Direction:
Read through the records below and copy each line that uses the word "Lecteurs".

[Stored records]
--- --- ---
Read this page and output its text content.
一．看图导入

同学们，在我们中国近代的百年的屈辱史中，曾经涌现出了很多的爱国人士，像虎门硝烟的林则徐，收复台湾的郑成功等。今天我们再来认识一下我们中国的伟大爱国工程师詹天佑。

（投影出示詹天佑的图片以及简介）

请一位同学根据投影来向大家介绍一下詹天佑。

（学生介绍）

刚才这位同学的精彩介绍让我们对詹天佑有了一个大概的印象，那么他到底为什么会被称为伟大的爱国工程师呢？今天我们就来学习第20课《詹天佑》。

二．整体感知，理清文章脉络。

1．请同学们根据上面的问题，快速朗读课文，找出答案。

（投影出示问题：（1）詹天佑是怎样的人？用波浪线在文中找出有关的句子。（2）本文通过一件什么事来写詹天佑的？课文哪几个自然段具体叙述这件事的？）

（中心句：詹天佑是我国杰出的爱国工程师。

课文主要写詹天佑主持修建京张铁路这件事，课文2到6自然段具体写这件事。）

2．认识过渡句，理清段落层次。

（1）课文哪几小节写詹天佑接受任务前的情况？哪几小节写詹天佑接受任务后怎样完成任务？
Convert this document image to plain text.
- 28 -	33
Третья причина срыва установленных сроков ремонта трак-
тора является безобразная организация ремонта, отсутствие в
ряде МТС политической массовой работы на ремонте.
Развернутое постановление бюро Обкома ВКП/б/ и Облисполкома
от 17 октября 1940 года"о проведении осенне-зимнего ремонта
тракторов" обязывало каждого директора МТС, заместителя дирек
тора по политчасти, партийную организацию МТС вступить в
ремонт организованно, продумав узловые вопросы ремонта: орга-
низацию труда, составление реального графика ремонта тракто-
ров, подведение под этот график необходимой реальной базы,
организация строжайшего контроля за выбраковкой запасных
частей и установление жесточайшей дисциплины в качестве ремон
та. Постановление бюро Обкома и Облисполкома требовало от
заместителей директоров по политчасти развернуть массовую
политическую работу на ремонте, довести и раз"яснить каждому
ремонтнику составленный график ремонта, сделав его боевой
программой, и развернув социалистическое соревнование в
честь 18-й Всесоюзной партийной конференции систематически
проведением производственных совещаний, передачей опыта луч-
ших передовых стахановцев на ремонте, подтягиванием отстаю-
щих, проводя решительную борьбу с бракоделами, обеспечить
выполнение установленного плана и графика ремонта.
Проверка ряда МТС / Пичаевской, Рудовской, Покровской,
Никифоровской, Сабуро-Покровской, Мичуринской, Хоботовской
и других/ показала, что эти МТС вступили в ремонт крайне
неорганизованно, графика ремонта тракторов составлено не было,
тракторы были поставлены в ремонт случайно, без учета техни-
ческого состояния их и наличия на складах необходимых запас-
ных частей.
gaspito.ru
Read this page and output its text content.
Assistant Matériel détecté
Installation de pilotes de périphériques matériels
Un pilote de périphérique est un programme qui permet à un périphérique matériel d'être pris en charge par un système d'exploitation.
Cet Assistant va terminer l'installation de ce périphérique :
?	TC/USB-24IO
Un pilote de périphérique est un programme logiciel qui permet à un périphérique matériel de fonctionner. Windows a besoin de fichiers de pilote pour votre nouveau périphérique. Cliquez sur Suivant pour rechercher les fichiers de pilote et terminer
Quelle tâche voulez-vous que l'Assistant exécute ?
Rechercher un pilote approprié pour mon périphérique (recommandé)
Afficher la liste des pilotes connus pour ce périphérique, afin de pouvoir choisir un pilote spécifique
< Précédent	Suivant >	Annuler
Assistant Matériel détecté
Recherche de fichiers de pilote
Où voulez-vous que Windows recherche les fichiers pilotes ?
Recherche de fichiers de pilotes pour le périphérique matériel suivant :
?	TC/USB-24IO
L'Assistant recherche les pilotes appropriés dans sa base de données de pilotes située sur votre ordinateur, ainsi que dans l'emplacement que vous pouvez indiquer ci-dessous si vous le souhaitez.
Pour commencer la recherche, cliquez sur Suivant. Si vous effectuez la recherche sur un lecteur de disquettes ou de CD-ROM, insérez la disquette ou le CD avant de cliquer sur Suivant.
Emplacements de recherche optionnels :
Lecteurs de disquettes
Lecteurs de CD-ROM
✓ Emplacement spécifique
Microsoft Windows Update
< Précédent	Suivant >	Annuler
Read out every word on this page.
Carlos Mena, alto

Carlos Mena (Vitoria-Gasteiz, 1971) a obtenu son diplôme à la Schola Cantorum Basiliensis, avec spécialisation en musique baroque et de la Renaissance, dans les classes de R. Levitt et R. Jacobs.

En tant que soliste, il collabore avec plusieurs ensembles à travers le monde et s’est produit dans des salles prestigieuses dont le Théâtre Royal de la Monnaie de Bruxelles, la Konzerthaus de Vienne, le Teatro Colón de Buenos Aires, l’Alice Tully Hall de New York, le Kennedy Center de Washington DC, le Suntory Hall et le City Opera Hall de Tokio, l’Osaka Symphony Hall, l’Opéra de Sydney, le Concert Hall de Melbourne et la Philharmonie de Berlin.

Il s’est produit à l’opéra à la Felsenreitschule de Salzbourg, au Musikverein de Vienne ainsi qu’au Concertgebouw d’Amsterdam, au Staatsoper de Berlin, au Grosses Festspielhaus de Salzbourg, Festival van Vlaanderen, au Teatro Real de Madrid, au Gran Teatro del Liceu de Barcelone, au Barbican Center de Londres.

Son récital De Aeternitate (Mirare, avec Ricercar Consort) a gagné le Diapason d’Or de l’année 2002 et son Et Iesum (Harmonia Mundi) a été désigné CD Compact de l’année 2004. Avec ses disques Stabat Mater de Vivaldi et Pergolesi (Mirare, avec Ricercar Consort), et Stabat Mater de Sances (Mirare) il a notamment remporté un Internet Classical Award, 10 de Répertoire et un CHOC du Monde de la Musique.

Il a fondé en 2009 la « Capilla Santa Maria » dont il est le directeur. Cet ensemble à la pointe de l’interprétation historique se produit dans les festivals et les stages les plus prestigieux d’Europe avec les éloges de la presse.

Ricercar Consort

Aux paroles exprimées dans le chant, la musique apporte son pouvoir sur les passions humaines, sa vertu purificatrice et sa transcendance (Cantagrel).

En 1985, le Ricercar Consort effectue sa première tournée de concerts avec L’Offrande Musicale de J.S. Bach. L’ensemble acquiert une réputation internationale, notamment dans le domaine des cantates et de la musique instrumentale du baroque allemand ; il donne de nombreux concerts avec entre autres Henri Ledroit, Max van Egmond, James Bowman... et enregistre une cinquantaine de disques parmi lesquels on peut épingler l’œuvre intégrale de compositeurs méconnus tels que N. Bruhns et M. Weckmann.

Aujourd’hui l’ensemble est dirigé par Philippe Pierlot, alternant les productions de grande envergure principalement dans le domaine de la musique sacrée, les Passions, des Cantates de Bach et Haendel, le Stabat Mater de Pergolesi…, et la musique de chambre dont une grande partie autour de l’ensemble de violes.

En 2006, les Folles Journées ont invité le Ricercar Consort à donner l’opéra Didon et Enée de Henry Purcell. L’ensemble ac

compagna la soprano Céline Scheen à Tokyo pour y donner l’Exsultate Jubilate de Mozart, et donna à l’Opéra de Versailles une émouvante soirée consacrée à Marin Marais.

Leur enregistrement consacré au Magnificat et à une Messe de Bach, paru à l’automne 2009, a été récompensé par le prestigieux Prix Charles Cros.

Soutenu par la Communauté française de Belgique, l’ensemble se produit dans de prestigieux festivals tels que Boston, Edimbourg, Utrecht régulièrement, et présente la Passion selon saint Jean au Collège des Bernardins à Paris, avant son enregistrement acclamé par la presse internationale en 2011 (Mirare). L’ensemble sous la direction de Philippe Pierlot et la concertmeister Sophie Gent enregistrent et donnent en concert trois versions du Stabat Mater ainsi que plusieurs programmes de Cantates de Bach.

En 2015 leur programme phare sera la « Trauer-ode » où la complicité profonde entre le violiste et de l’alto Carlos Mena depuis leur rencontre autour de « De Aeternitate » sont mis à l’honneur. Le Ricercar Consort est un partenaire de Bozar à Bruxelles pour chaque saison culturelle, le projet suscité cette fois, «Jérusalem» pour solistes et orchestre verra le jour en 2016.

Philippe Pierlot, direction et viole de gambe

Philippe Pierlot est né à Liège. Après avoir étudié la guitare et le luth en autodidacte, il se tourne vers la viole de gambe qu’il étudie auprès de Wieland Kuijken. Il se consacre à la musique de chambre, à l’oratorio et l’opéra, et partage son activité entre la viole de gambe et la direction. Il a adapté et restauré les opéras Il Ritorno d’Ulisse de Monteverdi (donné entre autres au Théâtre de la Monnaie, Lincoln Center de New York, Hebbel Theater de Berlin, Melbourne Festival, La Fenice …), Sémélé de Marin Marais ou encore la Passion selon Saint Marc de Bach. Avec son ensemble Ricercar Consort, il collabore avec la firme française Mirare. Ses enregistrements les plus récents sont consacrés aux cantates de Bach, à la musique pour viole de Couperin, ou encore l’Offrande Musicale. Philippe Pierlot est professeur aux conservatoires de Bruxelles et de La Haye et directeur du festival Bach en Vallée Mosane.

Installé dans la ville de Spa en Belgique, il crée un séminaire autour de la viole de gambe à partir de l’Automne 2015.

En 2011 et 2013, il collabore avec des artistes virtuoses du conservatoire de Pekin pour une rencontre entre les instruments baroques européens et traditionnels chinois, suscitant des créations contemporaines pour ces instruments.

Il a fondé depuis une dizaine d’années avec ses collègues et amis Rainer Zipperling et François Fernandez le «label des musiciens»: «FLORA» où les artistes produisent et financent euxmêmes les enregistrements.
--- --- ---
Answer for this exercise:
Lecteurs de disquettes
Lecteurs de CD-ROM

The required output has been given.